▶ _RECORD LIST_
(begin)
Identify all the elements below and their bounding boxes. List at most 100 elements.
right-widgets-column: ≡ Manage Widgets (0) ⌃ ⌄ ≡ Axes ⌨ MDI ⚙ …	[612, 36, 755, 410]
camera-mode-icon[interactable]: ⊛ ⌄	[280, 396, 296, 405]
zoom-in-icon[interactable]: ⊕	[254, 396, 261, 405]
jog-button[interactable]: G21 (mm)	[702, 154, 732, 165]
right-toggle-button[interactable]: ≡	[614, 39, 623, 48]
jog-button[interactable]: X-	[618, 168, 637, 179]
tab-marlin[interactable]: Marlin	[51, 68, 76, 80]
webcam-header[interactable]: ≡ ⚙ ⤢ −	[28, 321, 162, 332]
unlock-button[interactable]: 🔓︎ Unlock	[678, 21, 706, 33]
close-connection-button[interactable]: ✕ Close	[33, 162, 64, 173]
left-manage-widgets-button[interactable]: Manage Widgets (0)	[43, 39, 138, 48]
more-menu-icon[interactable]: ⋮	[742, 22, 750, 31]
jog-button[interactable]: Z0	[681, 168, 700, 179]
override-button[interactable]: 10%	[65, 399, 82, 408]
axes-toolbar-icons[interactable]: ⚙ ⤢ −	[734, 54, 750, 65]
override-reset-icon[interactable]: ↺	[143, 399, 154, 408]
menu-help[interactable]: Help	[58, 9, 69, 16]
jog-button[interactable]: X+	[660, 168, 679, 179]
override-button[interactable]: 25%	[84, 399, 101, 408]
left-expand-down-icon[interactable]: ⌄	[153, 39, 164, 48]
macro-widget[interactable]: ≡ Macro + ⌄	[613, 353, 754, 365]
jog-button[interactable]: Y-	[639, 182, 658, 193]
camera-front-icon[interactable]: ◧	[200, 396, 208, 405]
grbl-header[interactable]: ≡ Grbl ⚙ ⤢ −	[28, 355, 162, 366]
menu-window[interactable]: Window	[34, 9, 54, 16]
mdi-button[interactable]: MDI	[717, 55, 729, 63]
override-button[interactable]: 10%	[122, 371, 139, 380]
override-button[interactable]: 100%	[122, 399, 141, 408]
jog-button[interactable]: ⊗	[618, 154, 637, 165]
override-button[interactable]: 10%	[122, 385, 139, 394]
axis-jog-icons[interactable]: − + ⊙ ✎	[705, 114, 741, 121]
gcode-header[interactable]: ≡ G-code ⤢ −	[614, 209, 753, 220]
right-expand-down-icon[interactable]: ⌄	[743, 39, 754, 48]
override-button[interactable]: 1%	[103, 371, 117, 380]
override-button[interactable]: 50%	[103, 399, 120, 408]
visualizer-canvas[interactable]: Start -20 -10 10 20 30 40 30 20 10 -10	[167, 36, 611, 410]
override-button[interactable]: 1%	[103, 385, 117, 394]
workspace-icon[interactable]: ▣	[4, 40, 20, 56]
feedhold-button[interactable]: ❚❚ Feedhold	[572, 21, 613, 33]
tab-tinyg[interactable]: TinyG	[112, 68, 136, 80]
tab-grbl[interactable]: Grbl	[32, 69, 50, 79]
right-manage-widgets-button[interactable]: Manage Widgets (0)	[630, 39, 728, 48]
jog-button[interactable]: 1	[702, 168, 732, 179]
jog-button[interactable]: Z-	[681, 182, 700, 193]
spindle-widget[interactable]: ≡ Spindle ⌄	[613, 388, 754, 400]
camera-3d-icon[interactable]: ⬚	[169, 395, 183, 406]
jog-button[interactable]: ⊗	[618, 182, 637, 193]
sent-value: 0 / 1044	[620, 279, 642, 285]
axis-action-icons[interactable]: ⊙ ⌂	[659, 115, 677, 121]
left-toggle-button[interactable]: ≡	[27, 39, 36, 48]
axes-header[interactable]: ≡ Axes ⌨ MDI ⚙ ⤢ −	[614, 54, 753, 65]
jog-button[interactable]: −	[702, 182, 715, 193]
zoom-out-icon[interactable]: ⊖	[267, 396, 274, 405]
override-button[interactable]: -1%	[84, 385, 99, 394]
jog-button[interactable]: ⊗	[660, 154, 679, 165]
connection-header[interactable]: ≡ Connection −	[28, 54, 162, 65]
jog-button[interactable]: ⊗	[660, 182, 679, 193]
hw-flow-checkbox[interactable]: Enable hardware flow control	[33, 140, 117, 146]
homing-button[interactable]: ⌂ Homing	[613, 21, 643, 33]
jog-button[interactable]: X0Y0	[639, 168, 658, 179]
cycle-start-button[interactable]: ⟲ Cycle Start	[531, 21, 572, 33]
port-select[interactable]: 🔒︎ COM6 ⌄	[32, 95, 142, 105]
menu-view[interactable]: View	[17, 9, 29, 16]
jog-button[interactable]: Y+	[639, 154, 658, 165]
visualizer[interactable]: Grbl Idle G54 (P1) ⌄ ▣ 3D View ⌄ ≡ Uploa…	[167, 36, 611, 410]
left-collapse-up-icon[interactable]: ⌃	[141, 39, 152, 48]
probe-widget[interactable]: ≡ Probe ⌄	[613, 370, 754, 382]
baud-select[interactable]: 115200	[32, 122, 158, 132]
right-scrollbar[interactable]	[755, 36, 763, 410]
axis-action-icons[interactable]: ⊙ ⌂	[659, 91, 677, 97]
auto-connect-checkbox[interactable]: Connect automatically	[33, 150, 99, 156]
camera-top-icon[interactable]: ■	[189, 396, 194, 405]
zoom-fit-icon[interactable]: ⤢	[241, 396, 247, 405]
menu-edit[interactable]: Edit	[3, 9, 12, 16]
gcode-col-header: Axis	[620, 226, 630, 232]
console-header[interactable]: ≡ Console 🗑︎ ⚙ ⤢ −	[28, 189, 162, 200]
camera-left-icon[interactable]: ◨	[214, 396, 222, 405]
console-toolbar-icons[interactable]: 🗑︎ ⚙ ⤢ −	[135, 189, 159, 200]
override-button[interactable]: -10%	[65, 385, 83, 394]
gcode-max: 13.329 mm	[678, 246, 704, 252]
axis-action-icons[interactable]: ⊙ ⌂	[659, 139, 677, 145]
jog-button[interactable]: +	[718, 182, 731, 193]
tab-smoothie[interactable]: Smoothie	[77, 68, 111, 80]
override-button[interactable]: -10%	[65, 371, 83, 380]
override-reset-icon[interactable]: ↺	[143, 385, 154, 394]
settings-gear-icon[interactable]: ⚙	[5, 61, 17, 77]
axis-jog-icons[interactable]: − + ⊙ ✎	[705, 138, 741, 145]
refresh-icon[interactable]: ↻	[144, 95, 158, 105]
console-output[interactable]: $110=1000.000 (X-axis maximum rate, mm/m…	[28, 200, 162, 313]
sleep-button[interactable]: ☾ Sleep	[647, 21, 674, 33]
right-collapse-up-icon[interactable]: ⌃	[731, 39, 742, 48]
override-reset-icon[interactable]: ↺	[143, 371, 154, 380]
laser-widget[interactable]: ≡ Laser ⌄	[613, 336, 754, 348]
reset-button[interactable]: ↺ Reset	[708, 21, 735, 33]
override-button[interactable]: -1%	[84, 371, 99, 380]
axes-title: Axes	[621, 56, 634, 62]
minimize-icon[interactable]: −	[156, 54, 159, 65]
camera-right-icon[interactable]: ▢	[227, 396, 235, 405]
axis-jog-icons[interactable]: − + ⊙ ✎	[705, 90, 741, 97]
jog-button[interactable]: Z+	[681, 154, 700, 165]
(end)
Report every line of the data above that contains the word "Start", copying each such line in full.

▶ _OUTPUT BELOW_
visualizer-canvas[interactable]: Start -20 -10 10 20 30 40 30 20 10 -10	[167, 36, 611, 410]
cycle-start-button[interactable]: ⟲ Cycle Start	[531, 21, 572, 33]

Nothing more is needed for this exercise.